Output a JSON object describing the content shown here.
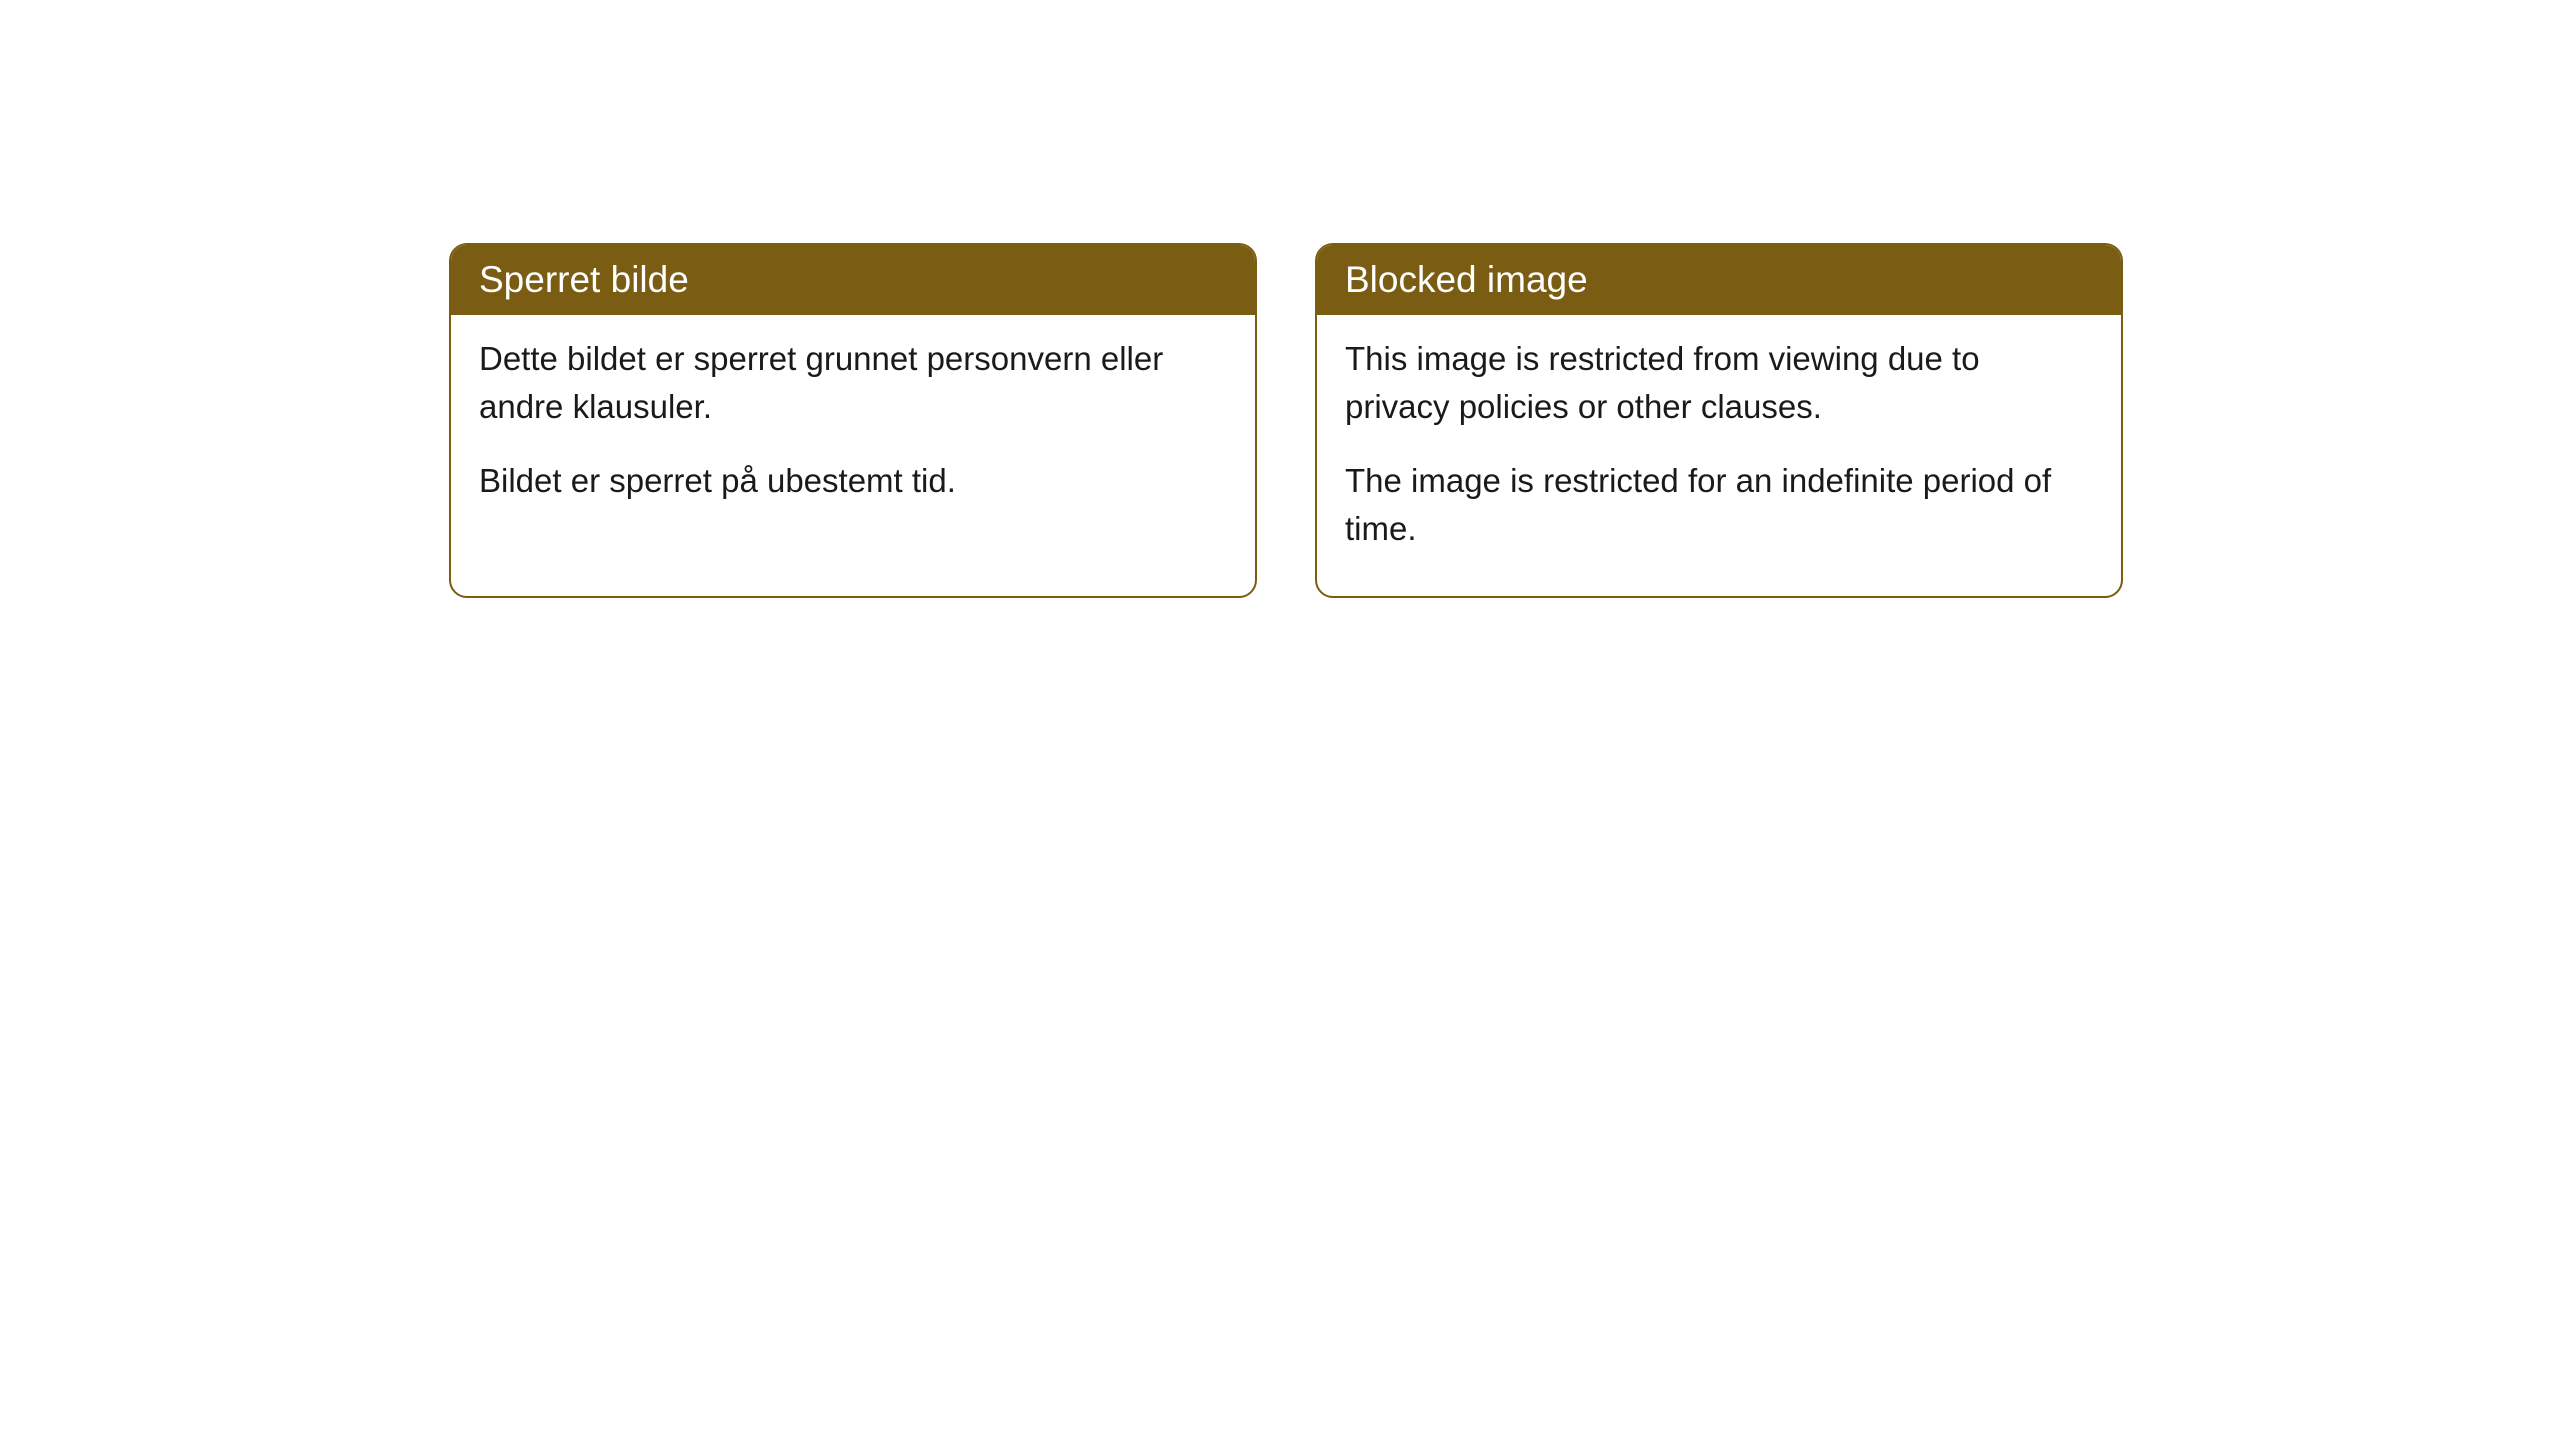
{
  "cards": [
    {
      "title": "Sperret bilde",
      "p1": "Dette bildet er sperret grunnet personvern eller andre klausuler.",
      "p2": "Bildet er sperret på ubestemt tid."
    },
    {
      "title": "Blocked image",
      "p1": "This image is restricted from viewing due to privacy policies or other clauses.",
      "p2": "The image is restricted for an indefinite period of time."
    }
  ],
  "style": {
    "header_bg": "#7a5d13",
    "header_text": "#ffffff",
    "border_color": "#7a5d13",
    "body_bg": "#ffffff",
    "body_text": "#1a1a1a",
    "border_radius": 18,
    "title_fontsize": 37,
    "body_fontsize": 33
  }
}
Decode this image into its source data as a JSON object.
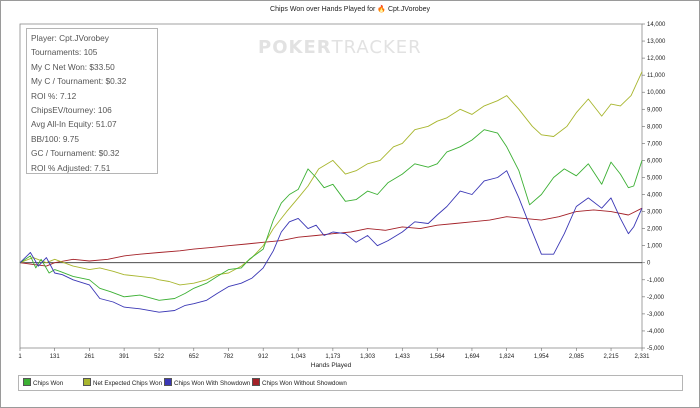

==

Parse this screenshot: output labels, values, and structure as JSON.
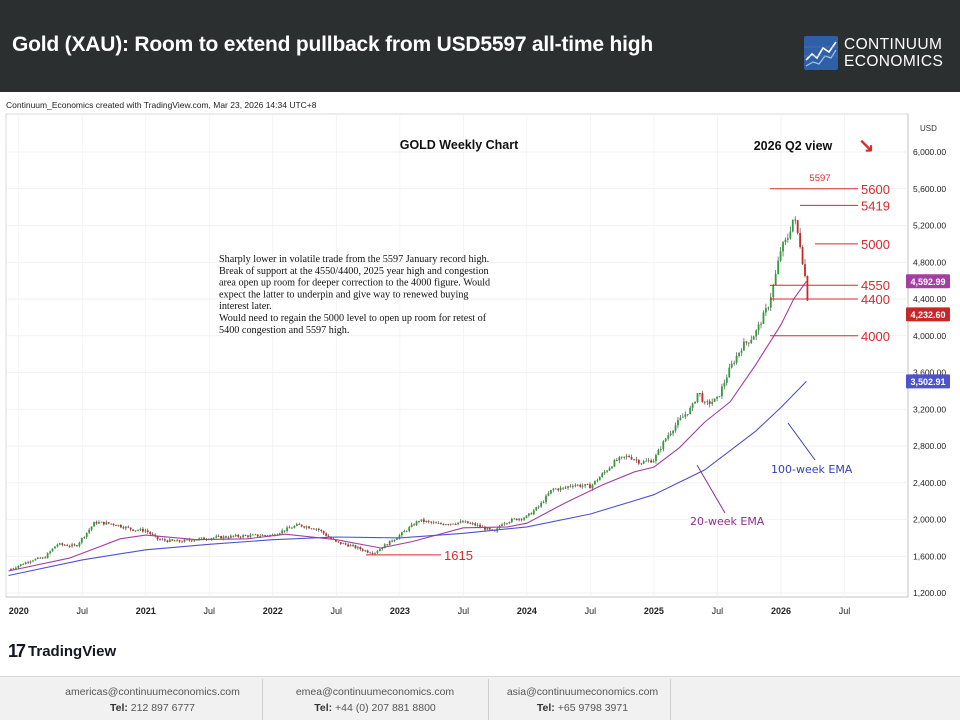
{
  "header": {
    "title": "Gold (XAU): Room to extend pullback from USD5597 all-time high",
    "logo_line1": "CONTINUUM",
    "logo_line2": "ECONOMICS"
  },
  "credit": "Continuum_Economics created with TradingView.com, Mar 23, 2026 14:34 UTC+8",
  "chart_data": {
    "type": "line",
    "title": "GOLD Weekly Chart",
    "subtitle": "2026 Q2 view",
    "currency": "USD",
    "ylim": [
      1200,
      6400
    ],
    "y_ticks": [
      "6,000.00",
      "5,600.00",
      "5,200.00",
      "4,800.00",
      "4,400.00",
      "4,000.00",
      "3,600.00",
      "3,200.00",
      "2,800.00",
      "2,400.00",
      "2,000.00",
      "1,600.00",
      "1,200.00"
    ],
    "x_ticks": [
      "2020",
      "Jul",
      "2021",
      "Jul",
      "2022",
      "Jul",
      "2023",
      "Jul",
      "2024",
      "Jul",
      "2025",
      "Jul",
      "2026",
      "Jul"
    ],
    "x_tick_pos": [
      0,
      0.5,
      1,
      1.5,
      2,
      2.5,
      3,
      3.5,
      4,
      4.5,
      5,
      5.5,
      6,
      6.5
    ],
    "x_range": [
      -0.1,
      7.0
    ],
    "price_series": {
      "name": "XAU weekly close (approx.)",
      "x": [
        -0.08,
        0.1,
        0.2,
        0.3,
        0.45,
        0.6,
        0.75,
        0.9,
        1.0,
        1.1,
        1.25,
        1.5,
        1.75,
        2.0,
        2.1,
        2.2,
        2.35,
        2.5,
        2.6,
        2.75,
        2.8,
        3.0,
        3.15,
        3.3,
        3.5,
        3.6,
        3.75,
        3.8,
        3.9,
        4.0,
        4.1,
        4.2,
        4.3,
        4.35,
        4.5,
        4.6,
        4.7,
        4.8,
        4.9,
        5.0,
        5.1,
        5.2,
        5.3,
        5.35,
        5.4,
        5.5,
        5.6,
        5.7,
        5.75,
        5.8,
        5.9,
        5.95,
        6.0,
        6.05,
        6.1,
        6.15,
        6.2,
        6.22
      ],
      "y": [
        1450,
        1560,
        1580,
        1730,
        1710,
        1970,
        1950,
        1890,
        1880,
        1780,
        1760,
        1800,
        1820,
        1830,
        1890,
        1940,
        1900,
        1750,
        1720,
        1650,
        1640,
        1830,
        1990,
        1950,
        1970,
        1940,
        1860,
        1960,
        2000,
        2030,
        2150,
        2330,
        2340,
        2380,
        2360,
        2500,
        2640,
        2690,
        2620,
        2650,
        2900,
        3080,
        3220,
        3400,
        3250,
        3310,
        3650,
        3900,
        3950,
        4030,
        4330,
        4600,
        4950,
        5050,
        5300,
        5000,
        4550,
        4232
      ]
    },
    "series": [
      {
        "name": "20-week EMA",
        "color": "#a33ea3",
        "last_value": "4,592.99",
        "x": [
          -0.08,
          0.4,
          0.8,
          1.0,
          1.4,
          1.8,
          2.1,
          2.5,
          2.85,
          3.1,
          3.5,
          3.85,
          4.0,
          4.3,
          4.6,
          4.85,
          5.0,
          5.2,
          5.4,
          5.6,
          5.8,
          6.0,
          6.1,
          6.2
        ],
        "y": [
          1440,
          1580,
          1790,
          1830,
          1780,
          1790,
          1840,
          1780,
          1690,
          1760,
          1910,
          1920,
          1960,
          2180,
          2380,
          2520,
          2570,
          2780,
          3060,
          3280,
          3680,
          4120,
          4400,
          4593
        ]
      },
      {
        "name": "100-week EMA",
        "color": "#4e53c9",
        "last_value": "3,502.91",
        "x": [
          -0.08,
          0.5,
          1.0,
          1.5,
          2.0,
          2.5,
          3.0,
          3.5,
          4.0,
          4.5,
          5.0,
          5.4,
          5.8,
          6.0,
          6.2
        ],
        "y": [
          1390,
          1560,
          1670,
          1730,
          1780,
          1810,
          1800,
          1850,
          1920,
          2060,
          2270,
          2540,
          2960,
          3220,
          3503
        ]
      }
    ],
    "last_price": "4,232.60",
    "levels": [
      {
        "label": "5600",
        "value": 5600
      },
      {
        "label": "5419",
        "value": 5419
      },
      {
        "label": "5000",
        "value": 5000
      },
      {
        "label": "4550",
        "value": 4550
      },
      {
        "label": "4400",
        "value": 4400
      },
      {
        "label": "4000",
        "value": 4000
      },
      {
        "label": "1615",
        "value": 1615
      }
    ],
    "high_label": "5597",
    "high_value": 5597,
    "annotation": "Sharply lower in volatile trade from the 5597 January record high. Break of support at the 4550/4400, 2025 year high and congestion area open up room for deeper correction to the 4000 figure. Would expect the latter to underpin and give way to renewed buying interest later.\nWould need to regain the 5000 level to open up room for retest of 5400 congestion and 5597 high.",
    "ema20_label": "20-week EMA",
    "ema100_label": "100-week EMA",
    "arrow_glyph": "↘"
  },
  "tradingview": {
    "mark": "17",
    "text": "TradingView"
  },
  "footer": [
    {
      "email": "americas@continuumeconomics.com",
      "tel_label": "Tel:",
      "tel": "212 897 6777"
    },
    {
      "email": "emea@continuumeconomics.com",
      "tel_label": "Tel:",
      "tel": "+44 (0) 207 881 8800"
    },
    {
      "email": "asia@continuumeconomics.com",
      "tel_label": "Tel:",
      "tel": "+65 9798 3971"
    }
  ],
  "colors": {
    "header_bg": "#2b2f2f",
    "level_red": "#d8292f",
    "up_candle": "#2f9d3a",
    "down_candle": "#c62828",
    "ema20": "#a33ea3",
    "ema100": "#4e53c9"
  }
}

---

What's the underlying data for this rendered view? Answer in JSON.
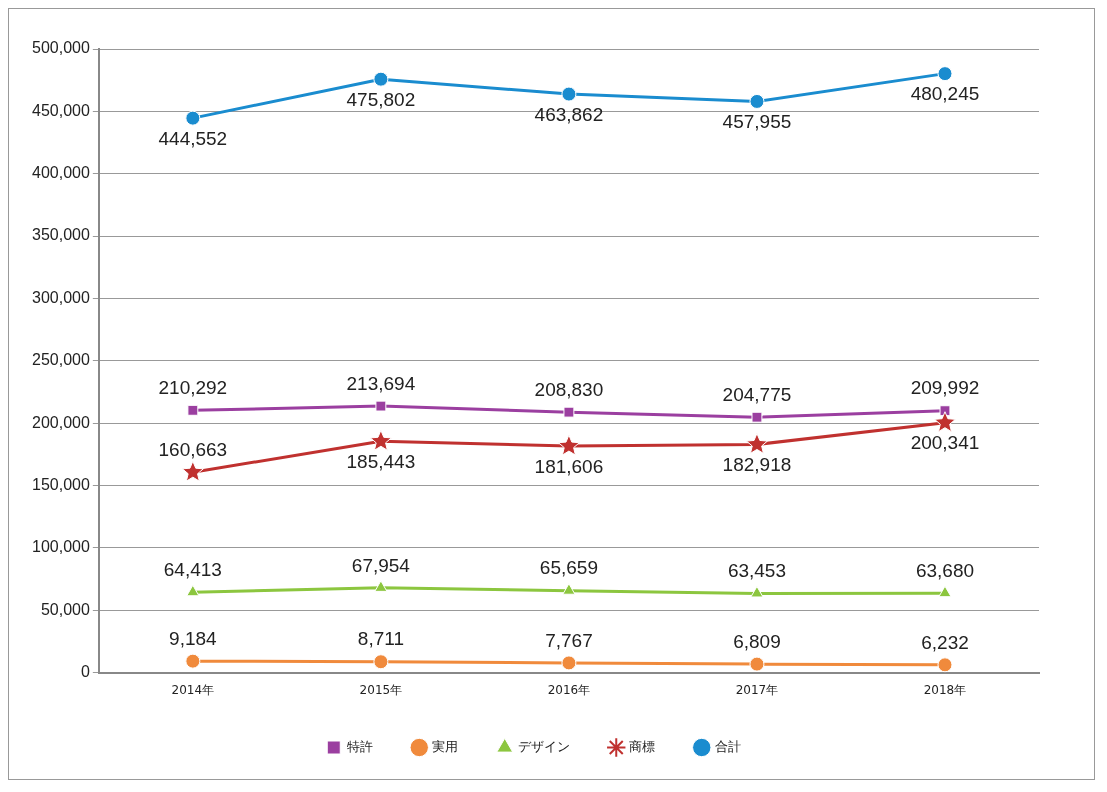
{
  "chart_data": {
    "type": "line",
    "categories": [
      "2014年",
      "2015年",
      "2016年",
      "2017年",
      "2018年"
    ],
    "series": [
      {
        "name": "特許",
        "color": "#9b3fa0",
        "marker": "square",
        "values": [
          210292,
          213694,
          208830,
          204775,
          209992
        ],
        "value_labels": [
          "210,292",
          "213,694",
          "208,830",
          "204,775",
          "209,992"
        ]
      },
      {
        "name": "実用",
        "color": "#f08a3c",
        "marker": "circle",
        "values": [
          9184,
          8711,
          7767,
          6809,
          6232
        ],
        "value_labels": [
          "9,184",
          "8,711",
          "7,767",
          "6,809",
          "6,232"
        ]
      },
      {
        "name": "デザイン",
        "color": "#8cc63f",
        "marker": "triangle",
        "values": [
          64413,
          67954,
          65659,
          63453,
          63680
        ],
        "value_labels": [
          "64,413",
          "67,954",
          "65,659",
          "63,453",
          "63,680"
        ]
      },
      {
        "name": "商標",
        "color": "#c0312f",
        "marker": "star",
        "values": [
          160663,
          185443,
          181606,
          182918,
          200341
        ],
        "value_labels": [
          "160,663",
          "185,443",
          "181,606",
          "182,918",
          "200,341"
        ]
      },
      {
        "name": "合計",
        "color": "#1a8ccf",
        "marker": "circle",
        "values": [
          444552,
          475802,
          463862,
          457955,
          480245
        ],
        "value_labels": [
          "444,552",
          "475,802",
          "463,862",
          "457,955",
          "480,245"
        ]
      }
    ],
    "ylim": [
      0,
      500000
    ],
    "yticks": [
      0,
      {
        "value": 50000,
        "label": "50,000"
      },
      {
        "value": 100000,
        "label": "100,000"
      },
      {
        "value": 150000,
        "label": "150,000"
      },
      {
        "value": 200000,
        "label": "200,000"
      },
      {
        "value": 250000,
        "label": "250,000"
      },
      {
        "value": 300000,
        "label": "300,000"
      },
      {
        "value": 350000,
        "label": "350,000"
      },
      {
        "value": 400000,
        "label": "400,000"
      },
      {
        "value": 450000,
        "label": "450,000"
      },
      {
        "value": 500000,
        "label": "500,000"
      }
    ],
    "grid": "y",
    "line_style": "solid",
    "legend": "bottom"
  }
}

◆ **Problem statement**: Take the material above and output only the lines from the one that contains "Output a JSON" through the one that contains "Decode this image", ends included and images left out.

◆ **Answer to this problem**:
Output a JSON object describing the content shown here.
{
  "cards": [
    {
      "title": "Sperret bilde",
      "p1": "Dette bildet er sperret grunnet personvern eller andre klausuler.",
      "p2": "Bildet er sperret på ubestemt tid."
    },
    {
      "title": "Blocked image",
      "p1": "This image is restricted from viewing due to privacy policies or other clauses.",
      "p2": "The image is restricted for an indefinite period of time."
    }
  ],
  "style": {
    "header_bg": "#7a5d13",
    "header_text": "#ffffff",
    "border_color": "#7a5d13",
    "body_bg": "#ffffff",
    "body_text": "#1a1a1a",
    "border_radius": 18,
    "title_fontsize": 37,
    "body_fontsize": 33
  }
}
Decode this image into its source data as a JSON object.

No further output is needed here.